Backpropagation (short for "backward propagation of errors") is the algorithm used to compute the gradient of a scalar loss function with respect to every parameter of a neural network. It applies the chain rule of calculus in a particular order, sweeping backward from the output of the network to its inputs and reusing intermediate quantities, so that the cost of computing the entire gradient is only a small constant factor more than the cost of evaluating the network itself.[^1] The resulting gradient is then fed to an optimizer such as gradient descent or one of its variants to update the parameters.
Backpropagation is the central computational mechanism in modern deep learning. Every major training framework, including PyTorch, TensorFlow, and JAX, exposes it through a general-purpose reverse-mode automatic differentiation engine, of which neural-network backpropagation is a special case.[^2] From a mathematical standpoint backpropagation is simply the chain rule organized so that the gradient of a scalar output with respect to many inputs is computed in a single backward sweep rather than one forward sweep per input.
Imagine throwing a ball at a bucket. You miss to the left, so on the next throw you aim a bit to the right. Each throw teaches you a little bit about how the world responds to your arm movements, and you slowly converge on the bucket. Backpropagation lets a neural network do exactly the same thing, except that instead of one arm it has millions or billions of tiny knobs (weights), and it needs to know how to turn each one individually. Backpropagation is the bookkeeping trick that takes the single "you missed by this much" error at the output and, in one sweep, tells every knob in the network how much it should turn.
Backpropagation was not invented by a single person or in a single year. The underlying mathematics, reverse-mode automatic differentiation, was worked out before researchers knew it would matter for neural networks, and the application to neural networks was rediscovered several times before it became famous. A careful accounting must distinguish three threads: the general technique (reverse-mode automatic differentiation), its application to neural-network training, and its popularization in the machine-learning community.[^3]
The first explicit description of what is now called reverse-mode automatic differentiation appears in the 1970 Master's thesis of Seppo Linnainmaa at the University of Helsinki, titled The representation of the cumulative rounding error of an algorithm as a Taylor expansion of the local rounding errors.[^4] Linnainmaa described how the derivatives of an arbitrary computation expressed as a sequence of elementary operations could be obtained by traversing those operations in reverse order, accumulating partial derivatives via the chain rule. His thesis even included working FORTRAN code that implemented the algorithm. Linnainmaa published a more accessible version in 1976 in BIT Numerical Mathematics.[^5] His motivation was not learning but the analysis of floating-point rounding error; nevertheless, the algorithm he described is mathematically identical to the backward pass used today to train neural networks.

········

SET OF TASKS »
1. According to the backpropagation excerpt, what was Seppo Linnainmaa's motivation for describing the algorithm?
2. Go on with the backpropagation excerpt from the point where it stops.
The entries after this are not needed.

Dataset entries »
········

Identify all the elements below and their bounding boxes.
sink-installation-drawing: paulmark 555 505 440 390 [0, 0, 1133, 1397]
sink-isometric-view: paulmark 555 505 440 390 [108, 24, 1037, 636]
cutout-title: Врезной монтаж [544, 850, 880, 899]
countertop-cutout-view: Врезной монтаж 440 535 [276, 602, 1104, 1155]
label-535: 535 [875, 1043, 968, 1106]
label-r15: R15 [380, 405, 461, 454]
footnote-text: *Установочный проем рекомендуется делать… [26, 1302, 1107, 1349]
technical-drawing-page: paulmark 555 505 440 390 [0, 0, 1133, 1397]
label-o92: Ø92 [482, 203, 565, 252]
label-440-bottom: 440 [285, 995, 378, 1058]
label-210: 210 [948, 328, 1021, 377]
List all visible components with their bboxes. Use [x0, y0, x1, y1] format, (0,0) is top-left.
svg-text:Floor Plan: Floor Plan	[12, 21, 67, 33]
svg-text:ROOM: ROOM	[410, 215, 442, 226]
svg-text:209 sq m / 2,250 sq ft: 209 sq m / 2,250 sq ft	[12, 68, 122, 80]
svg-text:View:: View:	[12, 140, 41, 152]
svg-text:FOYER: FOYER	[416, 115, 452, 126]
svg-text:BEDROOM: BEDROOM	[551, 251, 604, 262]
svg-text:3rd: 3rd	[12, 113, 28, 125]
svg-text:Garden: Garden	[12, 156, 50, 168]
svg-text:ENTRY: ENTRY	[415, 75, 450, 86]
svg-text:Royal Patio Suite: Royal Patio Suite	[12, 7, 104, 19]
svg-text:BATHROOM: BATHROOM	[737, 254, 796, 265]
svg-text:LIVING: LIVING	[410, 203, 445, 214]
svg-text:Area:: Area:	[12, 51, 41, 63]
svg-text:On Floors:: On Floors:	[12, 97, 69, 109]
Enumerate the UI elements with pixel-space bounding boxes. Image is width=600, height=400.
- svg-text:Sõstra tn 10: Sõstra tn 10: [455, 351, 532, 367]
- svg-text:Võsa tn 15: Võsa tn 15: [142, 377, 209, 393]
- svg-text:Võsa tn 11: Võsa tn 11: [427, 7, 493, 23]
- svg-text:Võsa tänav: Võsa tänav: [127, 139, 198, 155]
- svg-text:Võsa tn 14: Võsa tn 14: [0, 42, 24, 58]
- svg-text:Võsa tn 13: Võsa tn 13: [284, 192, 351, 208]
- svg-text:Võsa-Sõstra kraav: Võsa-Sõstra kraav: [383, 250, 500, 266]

········

RESPONSES IN ORDER »
1. He was analyzing floating-point rounding error, not studying learning.

2.
Paul Werbos, in his 1974 PhD dissertation at Harvard University, Beyond Regression: New Tools for Prediction and Analysis in the Behavioral Sciences, was the first to propose using a reverse-mode chain-rule procedure to compute the gradient of a network of differentiable units with respect to its parameters, for the explicit purpose of fitting such a model to data.[^6] Werbos's dissertation framed the problem in the language of "dynamic feedback," but it presented exactly the equations of modern backpropagation. He later expanded the work in a series of papers, including a 1982 article that gave a clearer neural-network-specific presentation.[^7] Despite this, his work received little attention from the connectionist community for more than a decade, in part because the field had been depressed by the 1969 Perceptrons critique of Minsky and Papert.
In the early 1980s several researchers independently rediscovered backpropagation. David Parker, then at Stanford, derived the algorithm in 1982 and circulated a technical report at the MIT Center for Computational Research in Economics and Management Science in 1985 titled Learning Logic.[^8] Yann LeCun, working independently in France, presented a closely related procedure ("HLM," for hierarchical learning machine) at the Cognitiva 85 conference, where it was published in proceedings.[^9] Neither rediscovery achieved broad notice, partly because they appeared in venues outside the mainstream of artificial intelligence and partly because the broader machine-learning community had not yet seen compelling demonstrations of what backpropagation could do on non-trivial problems.
The paper that turned backpropagation into a widely known and adopted algorithm is Learning representations by back-propagating errors by David Rumelhart, Geoffrey Hinton, and Ronald Williams, published in Nature in October 1986.[^10] All three co-authors were essential: Williams in particular contributed substantially to the mathematical formulation and is sometimes underemphasized in popular accounts. The paper presented backpropagation in clean modern notation, demonstrated that it could discover useful internal "hidden" representations in tasks such as symmetry detection and family-tree learning, and was published in a highly visible interdisciplinary venue. It is the 1986 Nature paper, more than the earlier mathematical priority work, that triggered the renewed interest in neural networks that became the connectionist movement of the late 1980s.
A longer presentation appeared the same year as a chapter in the Parallel Distributed Processing (PDP) book volumes edited by Rumelhart and McClelland, which became an extraordinarily influential introduction to connectionism.[^11]
Backpropagation is a particular evaluation order for the chain rule of multivariate calculus. Its goal is to compute the gradient of a scalar loss with respect to many parameters with cost proportional to a single forward pass.
If y = f(g(x)), the chain rule says that dy/dx = (dy/dg) * (dg/dx). For a composition of many functions y = f_L(f_{L-1}(... f_1(x) ...)), repeated application yields
dy/dx = (dy/df_L) * (df_L/df_{L-1}) * ... * (df_2/df_1) * (df_1/dx)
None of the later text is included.